§ **Supplied records**
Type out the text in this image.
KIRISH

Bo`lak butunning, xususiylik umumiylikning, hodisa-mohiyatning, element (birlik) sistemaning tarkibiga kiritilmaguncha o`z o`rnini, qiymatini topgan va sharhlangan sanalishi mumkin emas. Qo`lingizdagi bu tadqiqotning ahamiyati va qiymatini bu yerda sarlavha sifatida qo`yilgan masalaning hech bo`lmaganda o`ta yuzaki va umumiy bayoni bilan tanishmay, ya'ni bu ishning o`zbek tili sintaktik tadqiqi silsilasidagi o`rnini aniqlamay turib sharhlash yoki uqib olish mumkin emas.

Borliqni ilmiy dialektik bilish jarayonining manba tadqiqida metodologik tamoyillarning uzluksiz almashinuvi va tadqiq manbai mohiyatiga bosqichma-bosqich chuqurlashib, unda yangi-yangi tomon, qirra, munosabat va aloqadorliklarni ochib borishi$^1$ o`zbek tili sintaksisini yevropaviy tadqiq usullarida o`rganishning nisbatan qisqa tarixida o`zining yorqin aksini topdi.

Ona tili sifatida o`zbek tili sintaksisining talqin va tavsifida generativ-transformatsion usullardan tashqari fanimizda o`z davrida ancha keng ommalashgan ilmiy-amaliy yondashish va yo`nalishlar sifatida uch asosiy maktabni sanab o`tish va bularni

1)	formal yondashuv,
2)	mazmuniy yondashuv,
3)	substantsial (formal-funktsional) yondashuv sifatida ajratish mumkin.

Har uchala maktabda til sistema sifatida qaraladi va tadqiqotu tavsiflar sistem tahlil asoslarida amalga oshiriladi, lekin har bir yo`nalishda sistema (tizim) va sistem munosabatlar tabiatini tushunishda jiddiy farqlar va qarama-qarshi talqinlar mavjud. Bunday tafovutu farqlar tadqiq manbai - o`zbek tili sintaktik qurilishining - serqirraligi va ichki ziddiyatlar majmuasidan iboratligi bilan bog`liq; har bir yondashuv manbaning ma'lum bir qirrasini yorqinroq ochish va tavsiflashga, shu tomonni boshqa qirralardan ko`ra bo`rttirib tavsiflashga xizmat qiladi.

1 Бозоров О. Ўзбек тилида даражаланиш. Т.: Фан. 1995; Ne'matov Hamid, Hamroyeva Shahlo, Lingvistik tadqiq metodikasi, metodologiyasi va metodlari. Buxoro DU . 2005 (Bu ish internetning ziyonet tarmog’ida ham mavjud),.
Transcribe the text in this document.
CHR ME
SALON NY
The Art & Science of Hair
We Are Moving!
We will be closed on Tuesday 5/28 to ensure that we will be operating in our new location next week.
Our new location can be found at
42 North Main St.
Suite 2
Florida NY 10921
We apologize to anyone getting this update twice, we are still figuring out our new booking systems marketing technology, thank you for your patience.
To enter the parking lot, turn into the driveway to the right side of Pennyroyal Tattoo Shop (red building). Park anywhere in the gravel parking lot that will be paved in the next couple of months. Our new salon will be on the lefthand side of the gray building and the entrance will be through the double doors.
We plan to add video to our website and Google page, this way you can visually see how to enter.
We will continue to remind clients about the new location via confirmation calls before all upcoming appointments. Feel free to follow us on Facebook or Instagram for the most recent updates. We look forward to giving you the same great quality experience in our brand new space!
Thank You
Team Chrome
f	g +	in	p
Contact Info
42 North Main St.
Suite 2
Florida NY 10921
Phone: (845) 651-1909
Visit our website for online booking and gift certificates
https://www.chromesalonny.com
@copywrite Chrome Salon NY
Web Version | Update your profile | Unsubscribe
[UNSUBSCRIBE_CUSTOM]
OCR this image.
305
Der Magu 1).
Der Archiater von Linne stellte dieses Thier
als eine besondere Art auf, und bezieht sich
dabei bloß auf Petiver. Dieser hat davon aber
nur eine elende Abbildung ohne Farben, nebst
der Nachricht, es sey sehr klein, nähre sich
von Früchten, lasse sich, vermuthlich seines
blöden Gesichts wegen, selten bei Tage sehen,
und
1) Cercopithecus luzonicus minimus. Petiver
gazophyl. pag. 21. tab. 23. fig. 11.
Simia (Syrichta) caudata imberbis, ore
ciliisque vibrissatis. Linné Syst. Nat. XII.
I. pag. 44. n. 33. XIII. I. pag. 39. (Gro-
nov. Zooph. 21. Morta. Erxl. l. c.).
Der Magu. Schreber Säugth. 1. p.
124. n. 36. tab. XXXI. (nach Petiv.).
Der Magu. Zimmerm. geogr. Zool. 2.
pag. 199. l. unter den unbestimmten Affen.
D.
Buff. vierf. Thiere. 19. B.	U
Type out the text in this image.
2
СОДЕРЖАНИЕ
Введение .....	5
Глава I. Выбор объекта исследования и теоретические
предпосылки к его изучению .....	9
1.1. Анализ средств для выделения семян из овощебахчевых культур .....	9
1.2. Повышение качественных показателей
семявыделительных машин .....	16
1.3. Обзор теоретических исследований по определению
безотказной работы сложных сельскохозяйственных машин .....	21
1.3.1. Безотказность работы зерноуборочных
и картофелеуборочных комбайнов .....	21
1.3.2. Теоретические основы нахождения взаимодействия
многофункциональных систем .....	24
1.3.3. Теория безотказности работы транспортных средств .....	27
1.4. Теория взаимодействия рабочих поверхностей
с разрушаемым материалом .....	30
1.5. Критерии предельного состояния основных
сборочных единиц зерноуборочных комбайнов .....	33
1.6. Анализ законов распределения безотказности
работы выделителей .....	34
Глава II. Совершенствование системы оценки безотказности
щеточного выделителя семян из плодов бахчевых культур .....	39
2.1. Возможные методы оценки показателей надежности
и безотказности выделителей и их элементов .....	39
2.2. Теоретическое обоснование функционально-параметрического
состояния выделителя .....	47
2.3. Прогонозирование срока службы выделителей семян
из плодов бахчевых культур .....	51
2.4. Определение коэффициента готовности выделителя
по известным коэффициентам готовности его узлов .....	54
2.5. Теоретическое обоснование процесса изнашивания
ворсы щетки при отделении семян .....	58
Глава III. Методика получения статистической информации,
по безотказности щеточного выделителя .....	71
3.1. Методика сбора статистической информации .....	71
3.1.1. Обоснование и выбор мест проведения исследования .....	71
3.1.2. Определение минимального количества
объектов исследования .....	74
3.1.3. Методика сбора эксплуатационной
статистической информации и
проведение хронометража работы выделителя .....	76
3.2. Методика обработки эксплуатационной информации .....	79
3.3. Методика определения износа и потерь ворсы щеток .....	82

§ **Goal of the exercise**
In the records, locate each line holding the string "Определение" and copy it.

§ **Response**
2.4. Определение коэффициента готовности выделителя
3.1.2. Определение минимального количества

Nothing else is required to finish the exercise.